#### TEXTO APRESENTADO:
+++

Vemos, então, que a construção da memória coletiva está intimamente ligada à política e à questão do poder. Para o historiador Jacques Le Goff (2003), o discurso justificativo do poder é constituído a partir da ideologia do dominador, que manipula as narrativas da memória coletiva, auxiliado por um narrador com potencial de persuasão, que transforma o relato num instrumento de manobra de massa. Nesse processo de manipulação, temas como a religiosidade e os heróis comunitários são transformados em instrumentos de dominação nas narrativas dos governantes. Isso justifica os relatos enunciados pelo opressor e também promove a glória de uns e a humilhação de outros. De acordo com o historiador, essas distorções do passado sustentam o discurso ideológico do poder e ilustram o processo de imposição da memória, pela forma como esta é tecida, apreendida, celebrada e exposta publicamente, para ser autorizada e reconhecida com naturalidade como a história oficial.

Também Halbwachs, Bosi e Nora observam que a memória oficial é constituída a partir do discurso selecionado ideologicamente de acordo com o grupo ou com o indivíduo. Esse discurso, tembém de acordo com os teóricos citados, é construído pelo dominador, responsável pela propagação e manutenção da narrativa histórica. Por outro lado, o dominado tem sua narrativa suprimida e negada ao longo da história, como evidencia Michael Pollak, quando fala da importância do indizível e do não dito na sobrevivência das memórias subterrâneas:

A fronteira entre o dizível e o indizível, o confessável e o inconfessável, separa (...) uma memória coletiva subterrânea da sociedade civil dominada ou de grupos específicos, de uma memória coletiva organizada que resume a imagem que uma sociedade majoritária ou o Estado desejam passar e impor. (POLLAK, 1989, p.8)

+++

#### DADOS SELECIONADOS:

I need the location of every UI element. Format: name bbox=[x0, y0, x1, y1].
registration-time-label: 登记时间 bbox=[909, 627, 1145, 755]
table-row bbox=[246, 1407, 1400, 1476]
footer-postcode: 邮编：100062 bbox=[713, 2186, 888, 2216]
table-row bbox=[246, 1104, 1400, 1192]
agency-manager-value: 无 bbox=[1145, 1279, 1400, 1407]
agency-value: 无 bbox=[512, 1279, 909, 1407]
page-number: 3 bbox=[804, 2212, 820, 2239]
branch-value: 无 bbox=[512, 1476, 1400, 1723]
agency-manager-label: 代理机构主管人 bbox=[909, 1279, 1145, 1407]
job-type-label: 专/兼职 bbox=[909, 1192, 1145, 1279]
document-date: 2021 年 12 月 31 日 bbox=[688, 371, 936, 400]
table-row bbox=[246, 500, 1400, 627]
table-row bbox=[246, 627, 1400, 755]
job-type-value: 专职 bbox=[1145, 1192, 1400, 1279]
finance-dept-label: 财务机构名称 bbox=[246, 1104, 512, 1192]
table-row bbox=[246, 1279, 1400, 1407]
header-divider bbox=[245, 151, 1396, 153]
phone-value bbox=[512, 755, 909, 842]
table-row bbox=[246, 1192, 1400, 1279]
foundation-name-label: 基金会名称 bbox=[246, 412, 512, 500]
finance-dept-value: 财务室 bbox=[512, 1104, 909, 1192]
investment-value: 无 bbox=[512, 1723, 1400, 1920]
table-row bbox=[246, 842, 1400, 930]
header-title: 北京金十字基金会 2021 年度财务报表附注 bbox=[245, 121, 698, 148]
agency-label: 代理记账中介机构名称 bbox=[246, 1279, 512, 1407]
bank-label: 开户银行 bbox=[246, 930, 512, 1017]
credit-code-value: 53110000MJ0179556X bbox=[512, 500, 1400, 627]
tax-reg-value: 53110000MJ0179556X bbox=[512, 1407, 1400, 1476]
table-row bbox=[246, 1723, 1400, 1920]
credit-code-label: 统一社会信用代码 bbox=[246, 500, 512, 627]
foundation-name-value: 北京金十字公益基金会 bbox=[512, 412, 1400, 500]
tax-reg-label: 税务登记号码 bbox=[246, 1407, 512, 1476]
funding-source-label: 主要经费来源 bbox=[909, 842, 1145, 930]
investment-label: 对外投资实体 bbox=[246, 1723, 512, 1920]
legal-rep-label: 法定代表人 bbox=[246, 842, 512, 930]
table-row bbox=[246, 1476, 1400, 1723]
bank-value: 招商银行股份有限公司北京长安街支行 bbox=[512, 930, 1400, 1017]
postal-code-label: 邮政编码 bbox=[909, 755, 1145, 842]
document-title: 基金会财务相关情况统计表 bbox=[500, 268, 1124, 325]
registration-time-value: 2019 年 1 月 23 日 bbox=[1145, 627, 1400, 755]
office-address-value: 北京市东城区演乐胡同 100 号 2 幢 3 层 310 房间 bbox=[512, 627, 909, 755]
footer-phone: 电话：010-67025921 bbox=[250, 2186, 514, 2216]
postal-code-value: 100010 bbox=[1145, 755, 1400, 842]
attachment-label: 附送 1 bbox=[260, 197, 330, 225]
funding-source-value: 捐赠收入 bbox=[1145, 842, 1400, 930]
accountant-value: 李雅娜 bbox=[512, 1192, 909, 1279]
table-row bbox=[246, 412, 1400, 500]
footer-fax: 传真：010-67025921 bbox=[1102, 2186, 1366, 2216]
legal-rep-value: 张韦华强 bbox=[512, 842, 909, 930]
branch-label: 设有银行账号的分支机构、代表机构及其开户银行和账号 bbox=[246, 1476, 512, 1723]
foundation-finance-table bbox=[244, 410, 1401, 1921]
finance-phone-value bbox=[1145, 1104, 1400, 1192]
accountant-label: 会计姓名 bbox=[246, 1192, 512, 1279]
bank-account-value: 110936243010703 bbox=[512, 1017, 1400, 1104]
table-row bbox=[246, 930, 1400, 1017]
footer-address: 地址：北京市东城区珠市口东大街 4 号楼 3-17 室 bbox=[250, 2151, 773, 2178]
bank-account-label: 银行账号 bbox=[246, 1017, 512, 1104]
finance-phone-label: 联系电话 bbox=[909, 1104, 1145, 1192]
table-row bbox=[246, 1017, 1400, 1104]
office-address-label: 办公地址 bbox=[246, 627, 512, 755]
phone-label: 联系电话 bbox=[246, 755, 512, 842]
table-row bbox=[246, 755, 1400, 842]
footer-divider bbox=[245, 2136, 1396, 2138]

+++

#### QUESTÕES E TAREFAS:
(a) No texto sobre memória coletiva, segundo Le Goff, a partir da ideologia de quem se constitui o discurso justificativo do poder?
(b) Extraia do texto sobre memória coletiva o trecho que começa nas palavras "A fronteira entre" e vai até as palavras "(POLLAK, 1989, p.8)", sem nenhuma alteração.
Os dados não têm nenhum papel aqui.

#### LISTA DE RESPOSTAS:
(a) A partir da ideologia do dominador.

(b)
A fronteira entre o dizível e o indizível, o confessável e o inconfessável, separa (...) uma memória coletiva subterrânea da sociedade civil dominada ou de grupos específicos, de uma memória coletiva organizada que resume a imagem que uma sociedade majoritária ou o Estado desejam passar e impor. (POLLAK, 1989, p.8)